(Excerpted passage)

Walliams has said it's "slightly subtler than Little Britain"; not the biggest of asks. So all the pupils - count them: all - are badly behaved, rude and street-smart. Mr Church, Walliams's character, drives an Austin Allegro, ho ho, and listens to Phil Collins, hoo ha. Alan Partridge it ain't.

I might watch another episode, if only because openers are notoriously ham-fisted, and there's a sparrow-flicker of interest over the Glenister/Tate/Walliams love triangle. But at this rate Walliams is in danger of being remembered only for the 167th fastest crossing of the Channel. Which would be no bad thing.

Euan Ferguson, The Observer, 17th August 2013

School-set sitcom created by David Walliams, featuring a supergroup of supporting players. The action in this opener centres on timid chemistry teacher Mr Church (Walliams), hoping to engineer some chemistry between himself and new French tutor Miss Postern (Catherine Tate). Soon finding himself competing with prickly PE master Mr Gunn (Philip Glenister) for her affections, Church turns to his class for seduction tips. If this debut is anything to go by, this looks a spiritual sibling to long-forgotten 90s class-com Chalk. It's that poor.

Mark Jones, The Guardian, 16th August 2013

From Please Sir! to Jack Whitehall's Bad Education, schools are a magnet for the sitcom gang.

The latest to answer the ringing of the bell is David Walliams, taking half-term break from teasing Simon Cowell to play lovestruck chemistry teacher Keith Church.

The object of the bumbling Keith's affections is la belle Miss Postern (Catherine Tate), the flame-haired new French teacher who doesn't actually know much French.

(End Excerpted passage)
(Given data)

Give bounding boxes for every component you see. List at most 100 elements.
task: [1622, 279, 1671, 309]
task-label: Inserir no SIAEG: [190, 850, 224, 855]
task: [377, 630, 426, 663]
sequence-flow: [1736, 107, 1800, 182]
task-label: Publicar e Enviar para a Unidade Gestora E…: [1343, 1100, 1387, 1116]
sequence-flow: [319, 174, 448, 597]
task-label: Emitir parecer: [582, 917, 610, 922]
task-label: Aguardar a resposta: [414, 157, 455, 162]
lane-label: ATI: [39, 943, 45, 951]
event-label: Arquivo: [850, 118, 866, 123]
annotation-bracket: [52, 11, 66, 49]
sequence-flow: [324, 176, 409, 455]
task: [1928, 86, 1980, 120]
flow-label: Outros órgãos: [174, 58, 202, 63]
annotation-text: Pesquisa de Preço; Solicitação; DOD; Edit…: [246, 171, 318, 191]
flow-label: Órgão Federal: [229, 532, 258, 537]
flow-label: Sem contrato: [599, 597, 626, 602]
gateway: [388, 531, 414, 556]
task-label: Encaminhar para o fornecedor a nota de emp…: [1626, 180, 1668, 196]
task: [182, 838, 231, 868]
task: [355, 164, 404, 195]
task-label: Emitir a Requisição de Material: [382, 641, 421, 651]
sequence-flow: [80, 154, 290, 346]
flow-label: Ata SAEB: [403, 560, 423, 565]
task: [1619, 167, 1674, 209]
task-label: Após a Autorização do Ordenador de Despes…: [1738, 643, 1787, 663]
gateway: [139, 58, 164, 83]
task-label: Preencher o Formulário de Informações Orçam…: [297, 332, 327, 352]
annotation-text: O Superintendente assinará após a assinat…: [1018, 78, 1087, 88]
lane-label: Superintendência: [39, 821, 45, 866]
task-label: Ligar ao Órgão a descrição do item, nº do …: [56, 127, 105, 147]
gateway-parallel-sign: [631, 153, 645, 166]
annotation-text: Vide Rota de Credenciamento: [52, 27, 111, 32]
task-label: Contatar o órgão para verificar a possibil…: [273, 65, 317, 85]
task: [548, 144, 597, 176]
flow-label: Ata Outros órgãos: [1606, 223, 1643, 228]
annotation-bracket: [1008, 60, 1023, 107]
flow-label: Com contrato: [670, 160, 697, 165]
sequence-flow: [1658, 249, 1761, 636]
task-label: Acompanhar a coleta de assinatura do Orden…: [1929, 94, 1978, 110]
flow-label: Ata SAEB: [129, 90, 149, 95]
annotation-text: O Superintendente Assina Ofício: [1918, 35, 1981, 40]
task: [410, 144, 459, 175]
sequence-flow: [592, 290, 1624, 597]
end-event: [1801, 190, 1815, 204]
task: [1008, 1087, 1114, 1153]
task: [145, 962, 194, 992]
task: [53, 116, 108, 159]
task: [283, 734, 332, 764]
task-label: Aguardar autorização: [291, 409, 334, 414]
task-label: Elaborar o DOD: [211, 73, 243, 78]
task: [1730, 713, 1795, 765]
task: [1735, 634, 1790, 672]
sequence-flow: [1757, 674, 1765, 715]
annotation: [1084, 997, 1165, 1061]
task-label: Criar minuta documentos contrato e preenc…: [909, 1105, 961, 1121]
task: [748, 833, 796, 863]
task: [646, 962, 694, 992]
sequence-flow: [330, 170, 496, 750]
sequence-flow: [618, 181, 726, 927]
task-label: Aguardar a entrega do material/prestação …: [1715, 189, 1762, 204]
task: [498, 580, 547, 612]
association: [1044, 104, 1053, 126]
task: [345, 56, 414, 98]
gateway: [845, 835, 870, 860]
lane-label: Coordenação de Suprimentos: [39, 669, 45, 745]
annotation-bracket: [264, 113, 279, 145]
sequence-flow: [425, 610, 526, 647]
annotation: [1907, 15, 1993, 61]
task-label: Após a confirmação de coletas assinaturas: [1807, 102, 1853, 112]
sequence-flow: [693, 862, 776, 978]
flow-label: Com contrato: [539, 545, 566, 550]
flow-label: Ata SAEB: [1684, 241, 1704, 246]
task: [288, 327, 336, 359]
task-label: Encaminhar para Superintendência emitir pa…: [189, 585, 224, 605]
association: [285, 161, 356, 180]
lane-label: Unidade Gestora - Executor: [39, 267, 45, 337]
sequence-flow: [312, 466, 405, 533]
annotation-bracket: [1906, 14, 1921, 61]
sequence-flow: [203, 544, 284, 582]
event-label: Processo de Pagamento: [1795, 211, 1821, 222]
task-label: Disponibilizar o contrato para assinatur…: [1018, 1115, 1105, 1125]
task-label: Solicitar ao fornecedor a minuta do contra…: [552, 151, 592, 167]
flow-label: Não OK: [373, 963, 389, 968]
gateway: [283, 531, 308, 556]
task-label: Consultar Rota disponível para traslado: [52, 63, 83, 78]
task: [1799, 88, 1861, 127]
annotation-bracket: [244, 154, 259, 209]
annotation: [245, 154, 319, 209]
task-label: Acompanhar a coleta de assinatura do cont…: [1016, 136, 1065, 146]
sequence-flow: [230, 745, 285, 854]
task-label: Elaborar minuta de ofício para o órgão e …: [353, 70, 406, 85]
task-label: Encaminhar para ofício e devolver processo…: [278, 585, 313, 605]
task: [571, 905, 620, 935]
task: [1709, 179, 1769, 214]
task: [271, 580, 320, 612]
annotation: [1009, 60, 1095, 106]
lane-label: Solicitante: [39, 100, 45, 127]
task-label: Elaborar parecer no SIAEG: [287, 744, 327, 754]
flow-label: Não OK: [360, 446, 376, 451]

(End Given data)

[Exercise requirements]:
1. In the sitcom reviews, what car does Mr Church drive?
2. Reproduce the sitcom reviews between "Walliams has said" and "Partridge it ain't.", inclusive.

[Solutions to the exercise]:
1. An Austin Allegro.

2.
Walliams has said it's "slightly subtler than Little Britain"; not the biggest of asks. So all the pupils - count them: all - are badly behaved, rude and street-smart. Mr Church, Walliams's character, drives an Austin Allegro, ho ho, and listens to Phil Collins, hoo ha. Alan Partridge it ain't.